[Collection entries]
════
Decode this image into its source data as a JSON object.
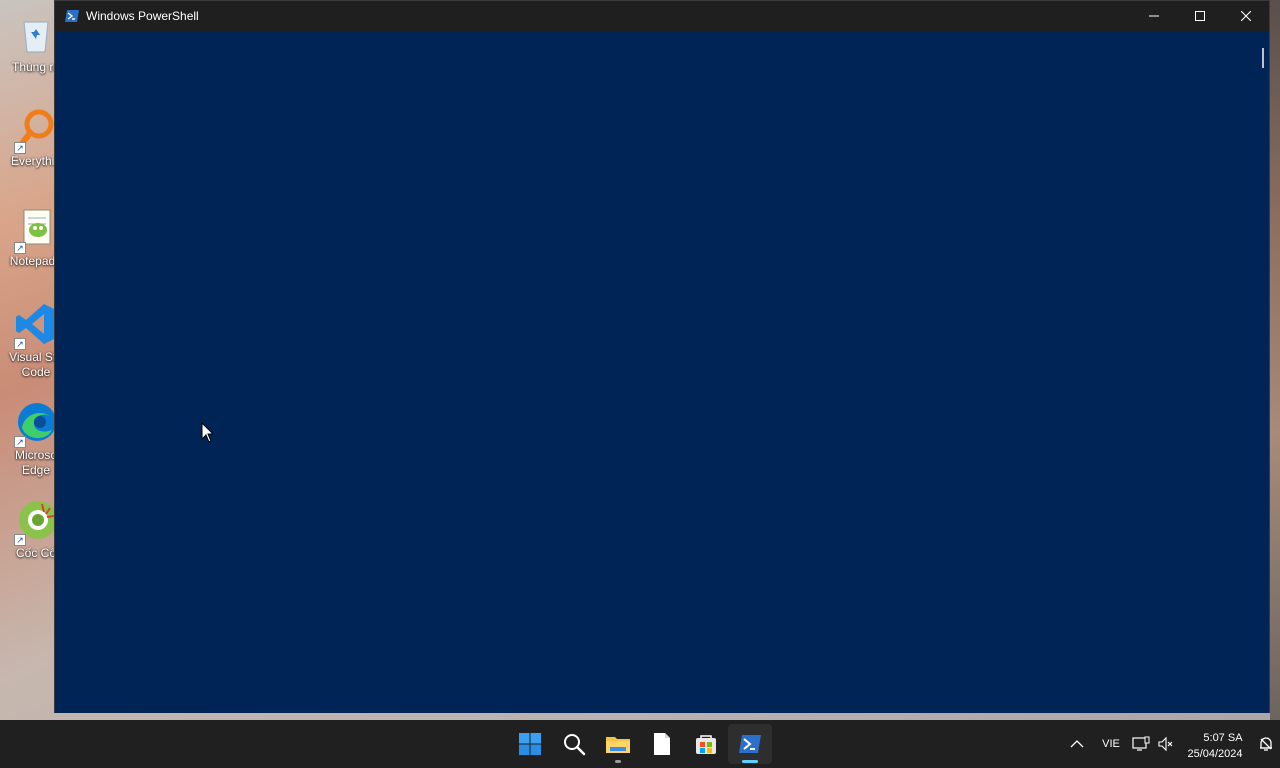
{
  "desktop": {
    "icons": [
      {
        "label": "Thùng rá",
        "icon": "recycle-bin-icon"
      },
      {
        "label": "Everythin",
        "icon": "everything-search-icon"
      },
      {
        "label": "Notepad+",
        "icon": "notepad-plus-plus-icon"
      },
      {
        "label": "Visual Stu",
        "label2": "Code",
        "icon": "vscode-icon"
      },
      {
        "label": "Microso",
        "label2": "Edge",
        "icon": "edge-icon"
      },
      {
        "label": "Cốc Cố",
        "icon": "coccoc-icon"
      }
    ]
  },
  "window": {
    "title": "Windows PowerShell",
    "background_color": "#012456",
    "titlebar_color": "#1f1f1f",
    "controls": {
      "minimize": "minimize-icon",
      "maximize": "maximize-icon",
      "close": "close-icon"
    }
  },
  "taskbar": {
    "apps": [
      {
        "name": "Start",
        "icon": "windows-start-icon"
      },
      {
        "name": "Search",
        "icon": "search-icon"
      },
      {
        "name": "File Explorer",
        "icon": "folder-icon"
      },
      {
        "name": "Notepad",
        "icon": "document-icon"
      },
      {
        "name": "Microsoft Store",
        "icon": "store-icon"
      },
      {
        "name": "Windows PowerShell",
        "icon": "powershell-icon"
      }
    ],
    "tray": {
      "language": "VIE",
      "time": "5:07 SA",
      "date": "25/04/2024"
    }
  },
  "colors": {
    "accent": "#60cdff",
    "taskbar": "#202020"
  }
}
════
__What is needed__
Give all the lines above again, character for character, without pictures.

__Task answer__
Decode this image into its source data as a JSON object.
{
  "desktop": {
    "icons": [
      {
        "label": "Thùng rá",
        "icon": "recycle-bin-icon"
      },
      {
        "label": "Everythin",
        "icon": "everything-search-icon"
      },
      {
        "label": "Notepad+",
        "icon": "notepad-plus-plus-icon"
      },
      {
        "label": "Visual Stu",
        "label2": "Code",
        "icon": "vscode-icon"
      },
      {
        "label": "Microso",
        "label2": "Edge",
        "icon": "edge-icon"
      },
      {
        "label": "Cốc Cố",
        "icon": "coccoc-icon"
      }
    ]
  },
  "window": {
    "title": "Windows PowerShell",
    "background_color": "#012456",
    "titlebar_color": "#1f1f1f",
    "controls": {
      "minimize": "minimize-icon",
      "maximize": "maximize-icon",
      "close": "close-icon"
    }
  },
  "taskbar": {
    "apps": [
      {
        "name": "Start",
        "icon": "windows-start-icon"
      },
      {
        "name": "Search",
        "icon": "search-icon"
      },
      {
        "name": "File Explorer",
        "icon": "folder-icon"
      },
      {
        "name": "Notepad",
        "icon": "document-icon"
      },
      {
        "name": "Microsoft Store",
        "icon": "store-icon"
      },
      {
        "name": "Windows PowerShell",
        "icon": "powershell-icon"
      }
    ],
    "tray": {
      "language": "VIE",
      "time": "5:07 SA",
      "date": "25/04/2024"
    }
  },
  "colors": {
    "accent": "#60cdff",
    "taskbar": "#202020"
  }
}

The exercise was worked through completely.